(Dataset records)
^^^^
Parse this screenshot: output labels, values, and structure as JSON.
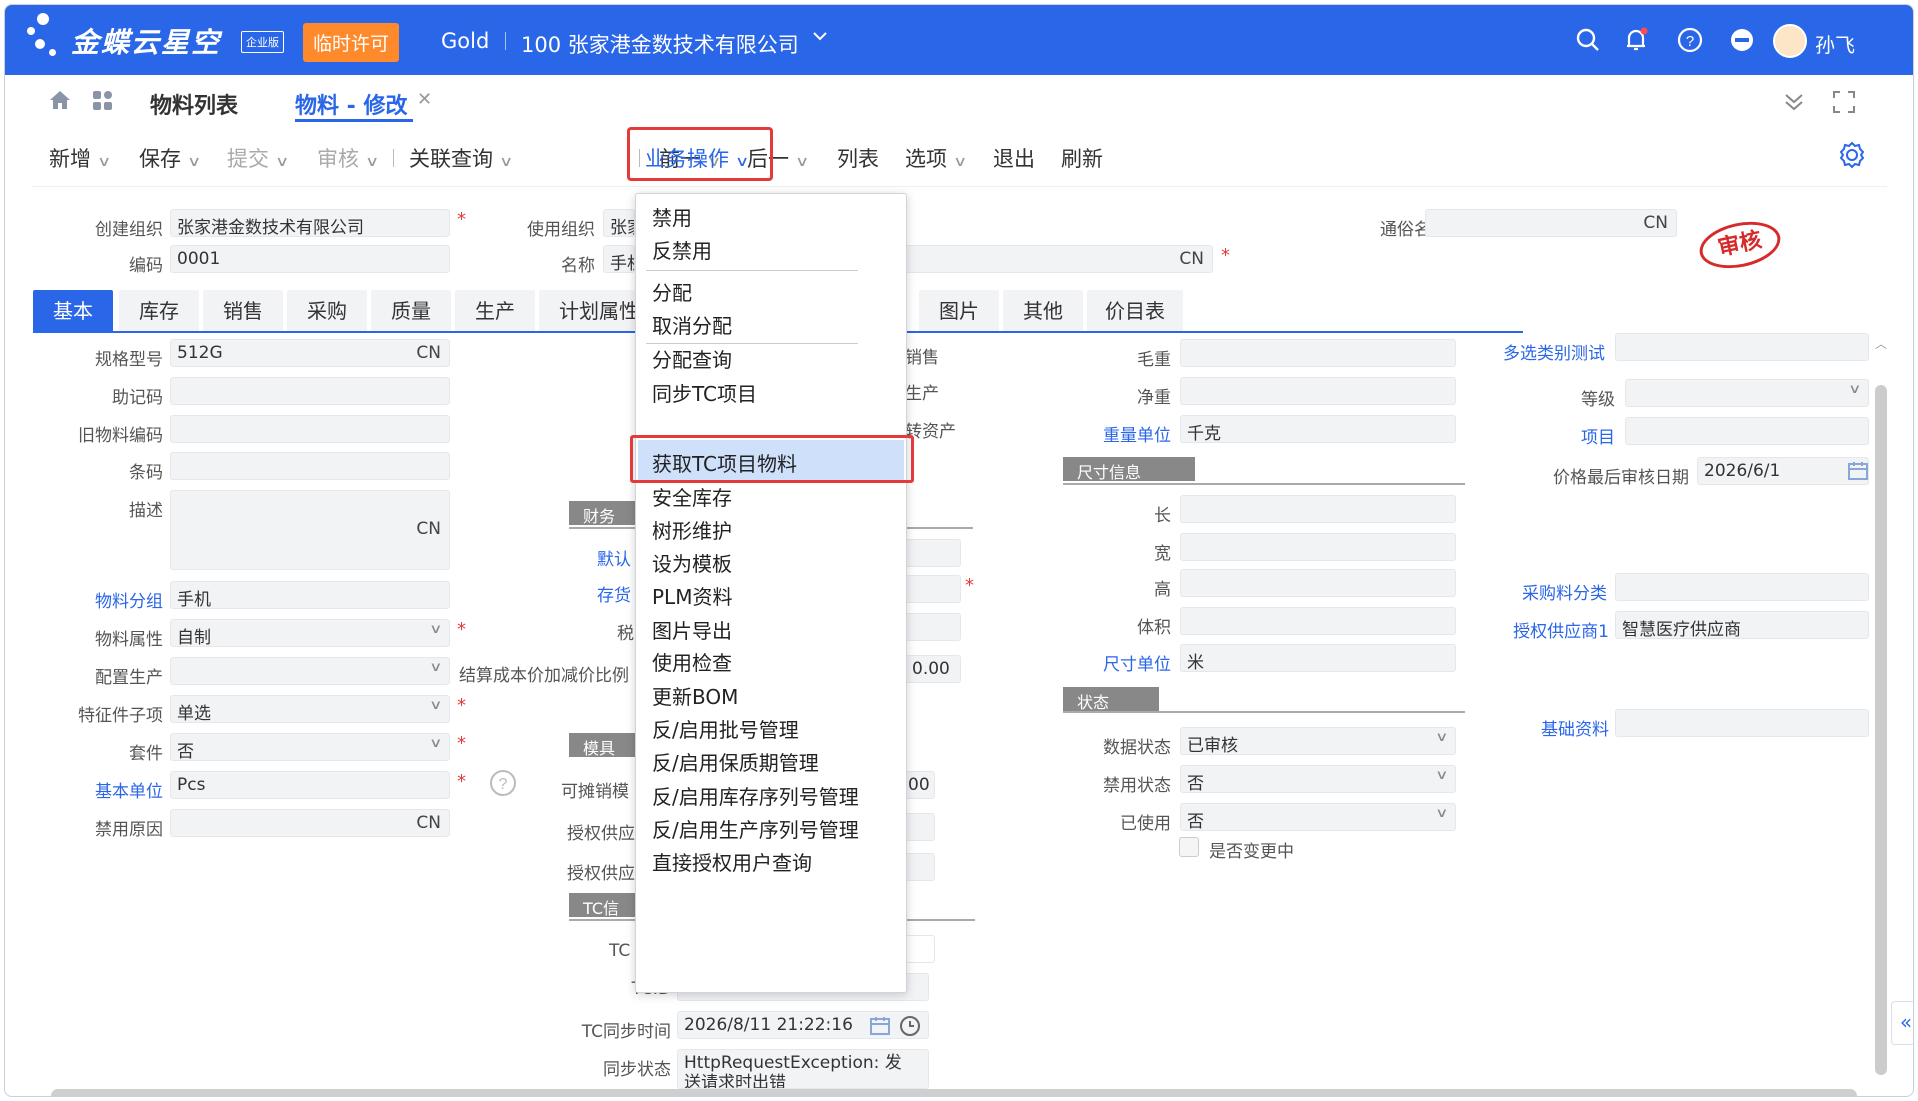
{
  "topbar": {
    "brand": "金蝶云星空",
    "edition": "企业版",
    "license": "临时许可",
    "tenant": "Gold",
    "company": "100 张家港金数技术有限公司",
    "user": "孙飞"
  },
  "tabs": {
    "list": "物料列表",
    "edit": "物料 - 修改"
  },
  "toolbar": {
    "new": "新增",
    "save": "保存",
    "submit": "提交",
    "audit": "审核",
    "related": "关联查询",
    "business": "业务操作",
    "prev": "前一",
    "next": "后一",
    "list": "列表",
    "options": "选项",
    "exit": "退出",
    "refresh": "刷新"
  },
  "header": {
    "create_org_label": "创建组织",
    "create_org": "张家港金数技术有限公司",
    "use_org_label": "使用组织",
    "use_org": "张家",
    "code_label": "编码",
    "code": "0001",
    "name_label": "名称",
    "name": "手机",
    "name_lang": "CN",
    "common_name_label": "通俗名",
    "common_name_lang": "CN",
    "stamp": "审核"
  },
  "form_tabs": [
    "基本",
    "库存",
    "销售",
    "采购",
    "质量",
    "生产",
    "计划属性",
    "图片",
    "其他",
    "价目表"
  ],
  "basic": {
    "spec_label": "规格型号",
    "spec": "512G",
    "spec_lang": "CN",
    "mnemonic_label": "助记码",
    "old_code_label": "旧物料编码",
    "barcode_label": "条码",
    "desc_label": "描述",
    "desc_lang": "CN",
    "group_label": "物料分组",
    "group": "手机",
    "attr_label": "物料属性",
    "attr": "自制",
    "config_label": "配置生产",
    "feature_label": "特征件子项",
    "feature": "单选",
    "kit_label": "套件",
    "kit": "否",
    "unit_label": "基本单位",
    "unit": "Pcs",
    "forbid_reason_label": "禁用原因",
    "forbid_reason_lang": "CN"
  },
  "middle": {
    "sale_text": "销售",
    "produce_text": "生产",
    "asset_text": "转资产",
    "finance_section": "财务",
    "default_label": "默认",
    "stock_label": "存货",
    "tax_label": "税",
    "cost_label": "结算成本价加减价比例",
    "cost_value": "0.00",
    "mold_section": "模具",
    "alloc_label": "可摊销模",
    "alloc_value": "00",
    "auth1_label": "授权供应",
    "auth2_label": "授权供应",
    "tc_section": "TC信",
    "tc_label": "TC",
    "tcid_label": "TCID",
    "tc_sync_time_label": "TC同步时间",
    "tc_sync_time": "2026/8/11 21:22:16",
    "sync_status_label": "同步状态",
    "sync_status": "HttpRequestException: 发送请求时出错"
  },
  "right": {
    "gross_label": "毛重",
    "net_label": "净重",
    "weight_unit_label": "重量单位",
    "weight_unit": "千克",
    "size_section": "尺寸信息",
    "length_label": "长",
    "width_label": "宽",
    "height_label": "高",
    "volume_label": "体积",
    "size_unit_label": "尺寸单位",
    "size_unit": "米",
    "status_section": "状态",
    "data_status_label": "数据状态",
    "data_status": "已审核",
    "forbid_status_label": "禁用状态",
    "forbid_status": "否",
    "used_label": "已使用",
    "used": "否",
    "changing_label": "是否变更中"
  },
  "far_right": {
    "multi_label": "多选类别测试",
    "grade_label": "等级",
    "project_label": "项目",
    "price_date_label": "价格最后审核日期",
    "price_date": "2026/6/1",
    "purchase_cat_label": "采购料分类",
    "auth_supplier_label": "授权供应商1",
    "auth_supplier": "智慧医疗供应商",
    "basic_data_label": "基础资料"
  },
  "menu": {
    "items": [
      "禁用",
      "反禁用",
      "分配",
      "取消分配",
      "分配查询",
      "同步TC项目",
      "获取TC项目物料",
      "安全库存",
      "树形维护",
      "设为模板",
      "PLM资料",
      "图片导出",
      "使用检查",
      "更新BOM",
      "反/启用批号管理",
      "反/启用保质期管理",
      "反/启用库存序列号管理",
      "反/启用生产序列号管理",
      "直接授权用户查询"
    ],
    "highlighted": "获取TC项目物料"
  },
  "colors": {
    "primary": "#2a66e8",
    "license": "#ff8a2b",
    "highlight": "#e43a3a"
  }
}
^^^^
▶ Exercise task: From the material above, copy everything exactly but the pictures.

▶ Final result:
Parse this screenshot: output labels, values, and structure as JSON.
{
  "topbar": {
    "brand": "金蝶云星空",
    "edition": "企业版",
    "license": "临时许可",
    "tenant": "Gold",
    "company": "100 张家港金数技术有限公司",
    "user": "孙飞"
  },
  "tabs": {
    "list": "物料列表",
    "edit": "物料 - 修改"
  },
  "toolbar": {
    "new": "新增",
    "save": "保存",
    "submit": "提交",
    "audit": "审核",
    "related": "关联查询",
    "business": "业务操作",
    "prev": "前一",
    "next": "后一",
    "list": "列表",
    "options": "选项",
    "exit": "退出",
    "refresh": "刷新"
  },
  "header": {
    "create_org_label": "创建组织",
    "create_org": "张家港金数技术有限公司",
    "use_org_label": "使用组织",
    "use_org": "张家",
    "code_label": "编码",
    "code": "0001",
    "name_label": "名称",
    "name": "手机",
    "name_lang": "CN",
    "common_name_label": "通俗名",
    "common_name_lang": "CN",
    "stamp": "审核"
  },
  "form_tabs": [
    "基本",
    "库存",
    "销售",
    "采购",
    "质量",
    "生产",
    "计划属性",
    "图片",
    "其他",
    "价目表"
  ],
  "basic": {
    "spec_label": "规格型号",
    "spec": "512G",
    "spec_lang": "CN",
    "mnemonic_label": "助记码",
    "old_code_label": "旧物料编码",
    "barcode_label": "条码",
    "desc_label": "描述",
    "desc_lang": "CN",
    "group_label": "物料分组",
    "group": "手机",
    "attr_label": "物料属性",
    "attr": "自制",
    "config_label": "配置生产",
    "feature_label": "特征件子项",
    "feature": "单选",
    "kit_label": "套件",
    "kit": "否",
    "unit_label": "基本单位",
    "unit": "Pcs",
    "forbid_reason_label": "禁用原因",
    "forbid_reason_lang": "CN"
  },
  "middle": {
    "sale_text": "销售",
    "produce_text": "生产",
    "asset_text": "转资产",
    "finance_section": "财务",
    "default_label": "默认",
    "stock_label": "存货",
    "tax_label": "税",
    "cost_label": "结算成本价加减价比例",
    "cost_value": "0.00",
    "mold_section": "模具",
    "alloc_label": "可摊销模",
    "alloc_value": "00",
    "auth1_label": "授权供应",
    "auth2_label": "授权供应",
    "tc_section": "TC信",
    "tc_label": "TC",
    "tcid_label": "TCID",
    "tc_sync_time_label": "TC同步时间",
    "tc_sync_time": "2026/8/11 21:22:16",
    "sync_status_label": "同步状态",
    "sync_status": "HttpRequestException: 发送请求时出错"
  },
  "right": {
    "gross_label": "毛重",
    "net_label": "净重",
    "weight_unit_label": "重量单位",
    "weight_unit": "千克",
    "size_section": "尺寸信息",
    "length_label": "长",
    "width_label": "宽",
    "height_label": "高",
    "volume_label": "体积",
    "size_unit_label": "尺寸单位",
    "size_unit": "米",
    "status_section": "状态",
    "data_status_label": "数据状态",
    "data_status": "已审核",
    "forbid_status_label": "禁用状态",
    "forbid_status": "否",
    "used_label": "已使用",
    "used": "否",
    "changing_label": "是否变更中"
  },
  "far_right": {
    "multi_label": "多选类别测试",
    "grade_label": "等级",
    "project_label": "项目",
    "price_date_label": "价格最后审核日期",
    "price_date": "2026/6/1",
    "purchase_cat_label": "采购料分类",
    "auth_supplier_label": "授权供应商1",
    "auth_supplier": "智慧医疗供应商",
    "basic_data_label": "基础资料"
  },
  "menu": {
    "items": [
      "禁用",
      "反禁用",
      "分配",
      "取消分配",
      "分配查询",
      "同步TC项目",
      "获取TC项目物料",
      "安全库存",
      "树形维护",
      "设为模板",
      "PLM资料",
      "图片导出",
      "使用检查",
      "更新BOM",
      "反/启用批号管理",
      "反/启用保质期管理",
      "反/启用库存序列号管理",
      "反/启用生产序列号管理",
      "直接授权用户查询"
    ],
    "highlighted": "获取TC项目物料"
  },
  "colors": {
    "primary": "#2a66e8",
    "license": "#ff8a2b",
    "highlight": "#e43a3a"
  }
}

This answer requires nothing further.